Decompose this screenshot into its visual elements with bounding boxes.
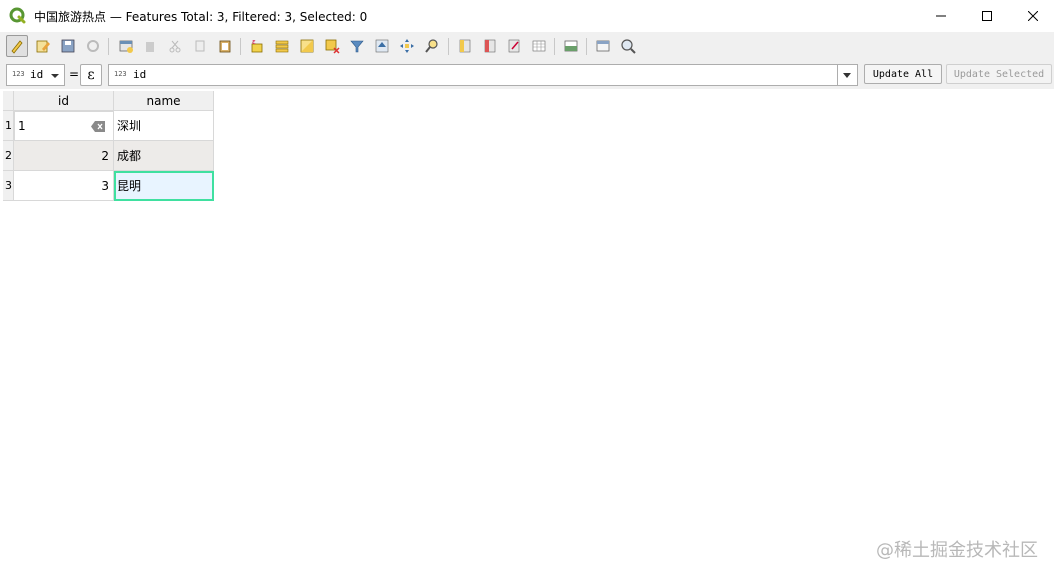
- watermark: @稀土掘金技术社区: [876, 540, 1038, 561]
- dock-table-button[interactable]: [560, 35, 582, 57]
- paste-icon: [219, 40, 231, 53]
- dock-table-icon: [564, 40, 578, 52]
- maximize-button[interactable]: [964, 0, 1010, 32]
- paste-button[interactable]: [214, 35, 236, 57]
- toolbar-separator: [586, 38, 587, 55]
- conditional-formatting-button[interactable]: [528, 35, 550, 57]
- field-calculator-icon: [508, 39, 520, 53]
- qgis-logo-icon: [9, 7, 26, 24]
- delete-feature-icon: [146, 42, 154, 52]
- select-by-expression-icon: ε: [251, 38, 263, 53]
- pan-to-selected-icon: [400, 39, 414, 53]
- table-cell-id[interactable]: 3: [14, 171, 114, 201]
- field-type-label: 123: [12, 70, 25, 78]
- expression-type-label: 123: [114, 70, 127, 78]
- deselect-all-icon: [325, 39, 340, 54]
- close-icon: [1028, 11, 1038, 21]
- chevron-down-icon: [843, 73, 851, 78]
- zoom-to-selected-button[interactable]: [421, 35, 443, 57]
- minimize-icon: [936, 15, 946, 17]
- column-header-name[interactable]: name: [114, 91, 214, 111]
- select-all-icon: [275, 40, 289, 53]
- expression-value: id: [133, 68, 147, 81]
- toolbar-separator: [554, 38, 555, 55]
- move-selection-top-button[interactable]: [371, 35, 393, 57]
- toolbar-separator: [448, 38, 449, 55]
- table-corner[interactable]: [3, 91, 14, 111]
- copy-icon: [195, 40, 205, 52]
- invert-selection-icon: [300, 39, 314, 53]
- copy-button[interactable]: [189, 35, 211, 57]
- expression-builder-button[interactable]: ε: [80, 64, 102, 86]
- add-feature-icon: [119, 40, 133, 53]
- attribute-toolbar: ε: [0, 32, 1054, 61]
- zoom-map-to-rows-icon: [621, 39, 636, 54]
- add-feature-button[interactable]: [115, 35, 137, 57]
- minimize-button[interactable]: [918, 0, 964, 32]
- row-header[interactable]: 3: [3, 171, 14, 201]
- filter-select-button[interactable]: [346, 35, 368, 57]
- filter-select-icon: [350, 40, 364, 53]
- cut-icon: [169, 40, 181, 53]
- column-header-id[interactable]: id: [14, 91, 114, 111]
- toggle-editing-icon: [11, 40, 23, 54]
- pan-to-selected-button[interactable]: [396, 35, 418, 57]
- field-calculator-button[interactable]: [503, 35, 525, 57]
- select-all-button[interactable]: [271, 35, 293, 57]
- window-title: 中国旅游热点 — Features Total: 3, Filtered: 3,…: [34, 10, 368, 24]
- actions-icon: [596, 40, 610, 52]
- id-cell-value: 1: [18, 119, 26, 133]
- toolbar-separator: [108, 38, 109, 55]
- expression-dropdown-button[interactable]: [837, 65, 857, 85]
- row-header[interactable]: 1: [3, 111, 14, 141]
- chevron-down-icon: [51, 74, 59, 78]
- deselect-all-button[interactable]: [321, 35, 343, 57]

* * *

• Task goal
Lay out the lines of the records above as a JSON list of strings, one string per line and no blank lines, starting at the line that contains "- watermark: @稀土掘金技术社区: [876, 540, 1038, 561]" and ending at the line that contains "- expression-value: id: [133, 68, 147, 81]", with both of those lines included.

• Answer to the exercise
[
  "- watermark: @稀土掘金技术社区: [876, 540, 1038, 561]",
  "- dock-table-button[interactable]: [560, 35, 582, 57]",
  "- paste-icon: [219, 40, 231, 53]",
  "- dock-table-icon: [564, 40, 578, 52]",
  "- maximize-button[interactable]: [964, 0, 1010, 32]",
  "- paste-button[interactable]: [214, 35, 236, 57]",
  "- toolbar-separator: [586, 38, 587, 55]",
  "- conditional-formatting-button[interactable]: [528, 35, 550, 57]",
  "- field-calculator-icon: [508, 39, 520, 53]",
  "- qgis-logo-icon: [9, 7, 26, 24]",
  "- delete-feature-icon: [146, 42, 154, 52]",
  "- select-by-expression-icon: ε: [251, 38, 263, 53]",
  "- pan-to-selected-icon: [400, 39, 414, 53]",
  "- table-cell-id[interactable]: 3: [14, 171, 114, 201]",
  "- field-type-label: 123: [12, 70, 25, 78]",
  "- expression-type-label: 123: [114, 70, 127, 78]",
  "- deselect-all-icon: [325, 39, 340, 54]",
  "- close-icon: [1028, 11, 1038, 21]",
  "- chevron-down-icon: [843, 73, 851, 78]",
  "- zoom-to-selected-button[interactable]: [421, 35, 443, 57]",
  "- minimize-icon: [936, 15, 946, 17]",
  "- column-header-name[interactable]: name: [114, 91, 214, 111]",
  "- select-all-icon: [275, 40, 289, 53]",
  "- expression-value: id: [133, 68, 147, 81]"
]